The problem: Report every line in the listing that contains the string "footer".

Saved data entries:

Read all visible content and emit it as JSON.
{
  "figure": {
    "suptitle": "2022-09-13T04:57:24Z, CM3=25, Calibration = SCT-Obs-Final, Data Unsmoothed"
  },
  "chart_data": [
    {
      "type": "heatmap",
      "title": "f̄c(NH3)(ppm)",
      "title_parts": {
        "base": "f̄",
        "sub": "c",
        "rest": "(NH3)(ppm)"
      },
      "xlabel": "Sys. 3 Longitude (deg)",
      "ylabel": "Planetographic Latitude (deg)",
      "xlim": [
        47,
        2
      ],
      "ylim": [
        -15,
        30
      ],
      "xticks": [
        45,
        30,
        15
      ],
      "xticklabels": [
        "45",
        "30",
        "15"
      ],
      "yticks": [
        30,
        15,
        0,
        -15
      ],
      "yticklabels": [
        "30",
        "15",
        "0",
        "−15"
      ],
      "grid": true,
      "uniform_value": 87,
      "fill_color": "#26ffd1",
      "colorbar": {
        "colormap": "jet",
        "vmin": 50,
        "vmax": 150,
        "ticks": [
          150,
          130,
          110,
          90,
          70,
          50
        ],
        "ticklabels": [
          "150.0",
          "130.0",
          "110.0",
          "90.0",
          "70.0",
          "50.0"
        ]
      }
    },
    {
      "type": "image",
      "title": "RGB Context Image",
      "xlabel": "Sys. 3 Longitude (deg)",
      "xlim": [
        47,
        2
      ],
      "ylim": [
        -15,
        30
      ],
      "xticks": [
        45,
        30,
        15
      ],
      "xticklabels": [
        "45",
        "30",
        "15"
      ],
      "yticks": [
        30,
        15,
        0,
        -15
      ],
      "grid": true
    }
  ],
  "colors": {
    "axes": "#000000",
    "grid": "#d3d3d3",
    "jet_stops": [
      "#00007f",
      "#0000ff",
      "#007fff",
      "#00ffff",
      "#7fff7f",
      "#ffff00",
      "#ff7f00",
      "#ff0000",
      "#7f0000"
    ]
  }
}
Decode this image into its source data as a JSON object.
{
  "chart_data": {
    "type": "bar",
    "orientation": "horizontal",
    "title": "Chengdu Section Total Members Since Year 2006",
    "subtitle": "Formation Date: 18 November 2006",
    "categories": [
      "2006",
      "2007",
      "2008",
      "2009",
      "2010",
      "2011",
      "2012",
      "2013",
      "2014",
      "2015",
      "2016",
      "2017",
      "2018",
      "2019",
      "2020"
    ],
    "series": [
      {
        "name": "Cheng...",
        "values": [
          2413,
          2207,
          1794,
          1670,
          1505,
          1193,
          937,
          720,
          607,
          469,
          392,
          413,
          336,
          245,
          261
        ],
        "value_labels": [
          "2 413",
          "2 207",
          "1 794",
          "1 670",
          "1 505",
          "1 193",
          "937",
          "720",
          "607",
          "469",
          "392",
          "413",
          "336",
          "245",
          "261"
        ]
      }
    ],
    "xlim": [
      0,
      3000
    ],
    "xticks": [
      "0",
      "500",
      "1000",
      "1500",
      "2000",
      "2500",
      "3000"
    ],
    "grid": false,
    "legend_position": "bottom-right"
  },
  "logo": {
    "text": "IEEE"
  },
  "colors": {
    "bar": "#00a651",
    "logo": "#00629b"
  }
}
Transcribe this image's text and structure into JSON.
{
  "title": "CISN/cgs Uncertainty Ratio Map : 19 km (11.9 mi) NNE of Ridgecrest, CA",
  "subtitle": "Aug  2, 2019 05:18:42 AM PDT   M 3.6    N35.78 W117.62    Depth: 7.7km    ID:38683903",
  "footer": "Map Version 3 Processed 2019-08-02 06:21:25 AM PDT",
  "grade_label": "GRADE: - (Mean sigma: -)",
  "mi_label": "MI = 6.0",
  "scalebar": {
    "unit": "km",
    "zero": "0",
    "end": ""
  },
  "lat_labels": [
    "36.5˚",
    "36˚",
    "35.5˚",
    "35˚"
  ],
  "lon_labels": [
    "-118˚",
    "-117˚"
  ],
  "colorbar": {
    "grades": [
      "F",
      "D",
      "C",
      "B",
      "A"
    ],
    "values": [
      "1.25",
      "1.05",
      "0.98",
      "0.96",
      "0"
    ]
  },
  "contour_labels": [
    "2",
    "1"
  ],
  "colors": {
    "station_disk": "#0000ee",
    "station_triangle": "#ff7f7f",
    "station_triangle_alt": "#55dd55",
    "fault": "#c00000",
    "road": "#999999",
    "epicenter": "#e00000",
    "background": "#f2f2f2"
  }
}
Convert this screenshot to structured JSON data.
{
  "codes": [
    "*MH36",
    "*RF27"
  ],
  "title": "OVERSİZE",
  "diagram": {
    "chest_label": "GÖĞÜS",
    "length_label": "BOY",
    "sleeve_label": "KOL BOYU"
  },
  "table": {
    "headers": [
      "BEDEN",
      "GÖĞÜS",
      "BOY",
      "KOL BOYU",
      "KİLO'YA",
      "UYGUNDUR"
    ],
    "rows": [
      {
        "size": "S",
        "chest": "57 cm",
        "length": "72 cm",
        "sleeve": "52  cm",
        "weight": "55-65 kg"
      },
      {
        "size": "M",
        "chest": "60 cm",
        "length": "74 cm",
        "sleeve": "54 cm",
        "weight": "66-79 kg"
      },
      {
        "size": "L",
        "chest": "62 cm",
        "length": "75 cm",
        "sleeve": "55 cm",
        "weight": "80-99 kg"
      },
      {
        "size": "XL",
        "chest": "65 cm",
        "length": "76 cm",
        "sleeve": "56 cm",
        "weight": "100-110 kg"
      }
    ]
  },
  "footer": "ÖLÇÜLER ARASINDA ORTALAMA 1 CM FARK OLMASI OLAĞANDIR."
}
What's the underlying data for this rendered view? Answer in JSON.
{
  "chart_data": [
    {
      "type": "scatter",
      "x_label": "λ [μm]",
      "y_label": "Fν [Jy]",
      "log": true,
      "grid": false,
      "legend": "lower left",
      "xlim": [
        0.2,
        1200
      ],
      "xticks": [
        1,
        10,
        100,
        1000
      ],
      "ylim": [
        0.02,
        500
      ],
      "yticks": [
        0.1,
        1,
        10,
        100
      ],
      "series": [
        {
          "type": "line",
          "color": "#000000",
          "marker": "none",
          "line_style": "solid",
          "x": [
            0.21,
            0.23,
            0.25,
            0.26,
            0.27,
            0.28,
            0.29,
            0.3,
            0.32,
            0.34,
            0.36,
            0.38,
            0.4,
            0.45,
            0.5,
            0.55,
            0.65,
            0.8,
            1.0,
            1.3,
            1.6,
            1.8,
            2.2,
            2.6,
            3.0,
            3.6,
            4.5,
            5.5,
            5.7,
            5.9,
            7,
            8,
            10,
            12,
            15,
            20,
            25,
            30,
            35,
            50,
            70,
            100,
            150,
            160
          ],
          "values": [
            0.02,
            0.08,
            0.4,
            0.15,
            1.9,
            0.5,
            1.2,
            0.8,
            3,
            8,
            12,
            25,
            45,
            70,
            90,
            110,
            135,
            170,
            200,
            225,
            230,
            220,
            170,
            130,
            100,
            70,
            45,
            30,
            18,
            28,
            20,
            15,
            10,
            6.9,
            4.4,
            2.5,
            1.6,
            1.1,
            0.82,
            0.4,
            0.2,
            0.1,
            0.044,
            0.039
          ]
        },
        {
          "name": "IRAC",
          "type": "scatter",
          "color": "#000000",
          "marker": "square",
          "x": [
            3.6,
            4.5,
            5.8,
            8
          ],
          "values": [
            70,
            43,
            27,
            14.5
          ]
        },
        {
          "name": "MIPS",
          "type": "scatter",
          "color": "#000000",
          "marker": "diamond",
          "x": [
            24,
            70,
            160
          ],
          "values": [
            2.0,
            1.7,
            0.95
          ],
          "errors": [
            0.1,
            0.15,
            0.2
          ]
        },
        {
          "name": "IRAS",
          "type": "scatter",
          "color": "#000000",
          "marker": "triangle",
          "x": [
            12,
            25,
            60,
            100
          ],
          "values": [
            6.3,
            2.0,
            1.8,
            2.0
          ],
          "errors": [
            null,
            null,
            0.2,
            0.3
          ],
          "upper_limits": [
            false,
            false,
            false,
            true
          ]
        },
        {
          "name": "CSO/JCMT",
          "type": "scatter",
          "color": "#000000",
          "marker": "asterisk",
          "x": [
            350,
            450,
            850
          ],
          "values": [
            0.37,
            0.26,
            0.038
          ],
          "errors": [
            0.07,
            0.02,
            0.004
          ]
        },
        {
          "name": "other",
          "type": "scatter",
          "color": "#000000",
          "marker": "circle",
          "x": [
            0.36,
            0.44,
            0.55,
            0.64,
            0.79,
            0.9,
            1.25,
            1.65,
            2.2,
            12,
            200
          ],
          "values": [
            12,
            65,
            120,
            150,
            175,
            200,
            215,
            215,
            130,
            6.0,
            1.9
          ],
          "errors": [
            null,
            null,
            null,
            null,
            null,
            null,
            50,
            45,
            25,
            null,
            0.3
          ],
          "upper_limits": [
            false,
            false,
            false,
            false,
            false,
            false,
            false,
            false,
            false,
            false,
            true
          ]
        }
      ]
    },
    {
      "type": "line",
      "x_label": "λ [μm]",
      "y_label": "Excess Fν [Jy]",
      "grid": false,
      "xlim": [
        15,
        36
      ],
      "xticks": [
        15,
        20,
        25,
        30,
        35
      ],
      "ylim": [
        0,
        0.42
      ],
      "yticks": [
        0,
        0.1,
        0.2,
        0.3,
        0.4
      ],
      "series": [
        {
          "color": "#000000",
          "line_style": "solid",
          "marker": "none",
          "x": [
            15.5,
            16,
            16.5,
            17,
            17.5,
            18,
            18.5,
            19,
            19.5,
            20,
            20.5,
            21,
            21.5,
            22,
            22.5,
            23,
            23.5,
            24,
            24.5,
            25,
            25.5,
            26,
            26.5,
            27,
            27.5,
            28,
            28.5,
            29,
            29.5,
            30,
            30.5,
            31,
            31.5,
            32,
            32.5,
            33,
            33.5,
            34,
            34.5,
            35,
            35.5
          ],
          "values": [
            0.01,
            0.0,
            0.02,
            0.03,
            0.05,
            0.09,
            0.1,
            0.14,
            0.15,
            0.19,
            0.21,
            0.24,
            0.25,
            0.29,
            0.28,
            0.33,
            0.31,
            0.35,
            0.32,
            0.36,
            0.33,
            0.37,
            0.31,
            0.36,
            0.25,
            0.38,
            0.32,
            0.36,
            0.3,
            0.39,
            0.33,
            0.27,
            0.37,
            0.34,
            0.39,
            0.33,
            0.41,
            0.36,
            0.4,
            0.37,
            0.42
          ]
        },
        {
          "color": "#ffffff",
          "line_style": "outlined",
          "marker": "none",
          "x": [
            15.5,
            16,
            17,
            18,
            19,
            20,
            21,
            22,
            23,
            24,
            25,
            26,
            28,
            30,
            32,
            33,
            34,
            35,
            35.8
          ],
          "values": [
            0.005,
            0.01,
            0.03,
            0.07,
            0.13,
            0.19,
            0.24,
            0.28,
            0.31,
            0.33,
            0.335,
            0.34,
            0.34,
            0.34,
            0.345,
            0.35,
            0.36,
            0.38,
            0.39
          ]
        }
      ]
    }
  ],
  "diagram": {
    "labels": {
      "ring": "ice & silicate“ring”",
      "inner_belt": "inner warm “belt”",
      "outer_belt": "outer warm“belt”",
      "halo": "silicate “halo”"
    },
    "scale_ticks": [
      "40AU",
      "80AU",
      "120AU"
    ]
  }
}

Exercise response:
  "footer": "Map Version 3 Processed 2019-08-02 06:21:25 AM PDT",
  "footer": "ÖLÇÜLER ARASINDA ORTALAMA 1 CM FARK OLMASI OLAĞANDIR."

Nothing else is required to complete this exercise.